**Work to complete**
Keep the wording of each record exactly the same when you repeat it, and leave out pictures.

_ _ _ _

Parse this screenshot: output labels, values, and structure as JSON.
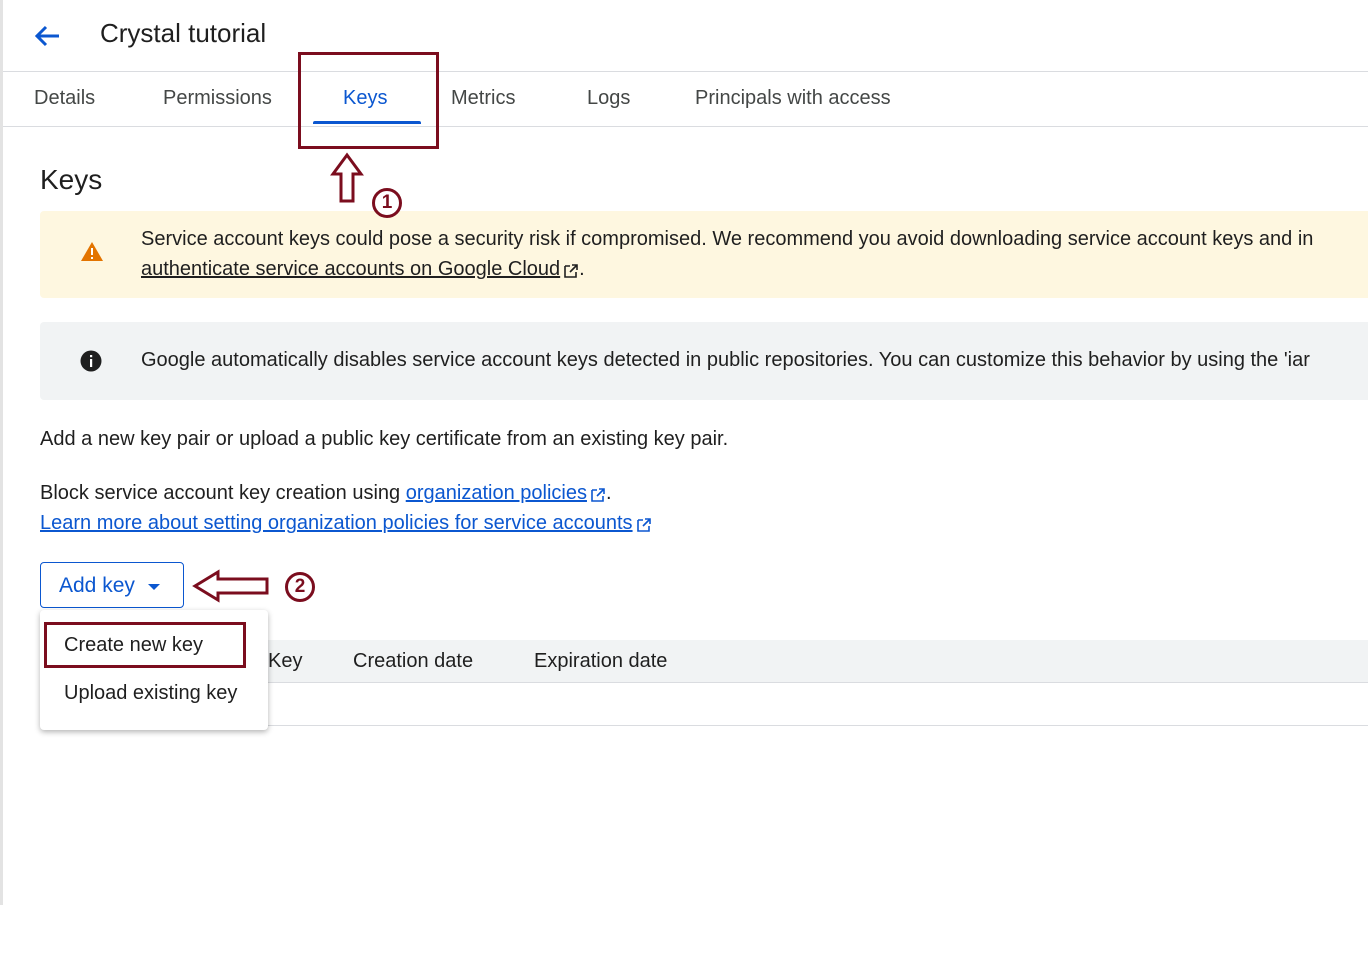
{
  "header": {
    "title": "Crystal tutorial"
  },
  "tabs": [
    {
      "label": "Details"
    },
    {
      "label": "Permissions"
    },
    {
      "label": "Keys",
      "active": true
    },
    {
      "label": "Metrics"
    },
    {
      "label": "Logs"
    },
    {
      "label": "Principals with access"
    }
  ],
  "section": {
    "title": "Keys"
  },
  "warning_banner": {
    "icon": "warning-icon",
    "line1": "Service account keys could pose a security risk if compromised. We recommend you avoid downloading service account keys and in",
    "link": "authenticate service accounts on Google Cloud",
    "suffix": "."
  },
  "info_banner": {
    "icon": "info-icon",
    "text": "Google automatically disables service account keys detected in public repositories. You can customize this behavior by using the 'iar"
  },
  "description": "Add a new key pair or upload a public key certificate from an existing key pair.",
  "policy": {
    "prefix": "Block service account key creation using ",
    "link": "organization policies",
    "suffix": ".",
    "learn_more": "Learn more about setting organization policies for service accounts"
  },
  "add_key_button": {
    "label": "Add key"
  },
  "dropdown": {
    "items": [
      "Create new key",
      "Upload existing key"
    ]
  },
  "table": {
    "columns": [
      "Key",
      "Creation date",
      "Expiration date"
    ]
  },
  "annotations": {
    "step1": "1",
    "step2": "2",
    "color": "#7b0d1e"
  },
  "colors": {
    "accent": "#0b57d0",
    "warning_bg": "#fef7e0",
    "info_bg": "#f1f3f4"
  }
}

_ _ _ _

**Response to the task**
Parse this screenshot: output labels, values, and structure as JSON.
{
  "header": {
    "title": "Crystal tutorial"
  },
  "tabs": [
    {
      "label": "Details"
    },
    {
      "label": "Permissions"
    },
    {
      "label": "Keys",
      "active": true
    },
    {
      "label": "Metrics"
    },
    {
      "label": "Logs"
    },
    {
      "label": "Principals with access"
    }
  ],
  "section": {
    "title": "Keys"
  },
  "warning_banner": {
    "icon": "warning-icon",
    "line1": "Service account keys could pose a security risk if compromised. We recommend you avoid downloading service account keys and in",
    "link": "authenticate service accounts on Google Cloud",
    "suffix": "."
  },
  "info_banner": {
    "icon": "info-icon",
    "text": "Google automatically disables service account keys detected in public repositories. You can customize this behavior by using the 'iar"
  },
  "description": "Add a new key pair or upload a public key certificate from an existing key pair.",
  "policy": {
    "prefix": "Block service account key creation using ",
    "link": "organization policies",
    "suffix": ".",
    "learn_more": "Learn more about setting organization policies for service accounts"
  },
  "add_key_button": {
    "label": "Add key"
  },
  "dropdown": {
    "items": [
      "Create new key",
      "Upload existing key"
    ]
  },
  "table": {
    "columns": [
      "Key",
      "Creation date",
      "Expiration date"
    ]
  },
  "annotations": {
    "step1": "1",
    "step2": "2",
    "color": "#7b0d1e"
  },
  "colors": {
    "accent": "#0b57d0",
    "warning_bg": "#fef7e0",
    "info_bg": "#f1f3f4"
  }
}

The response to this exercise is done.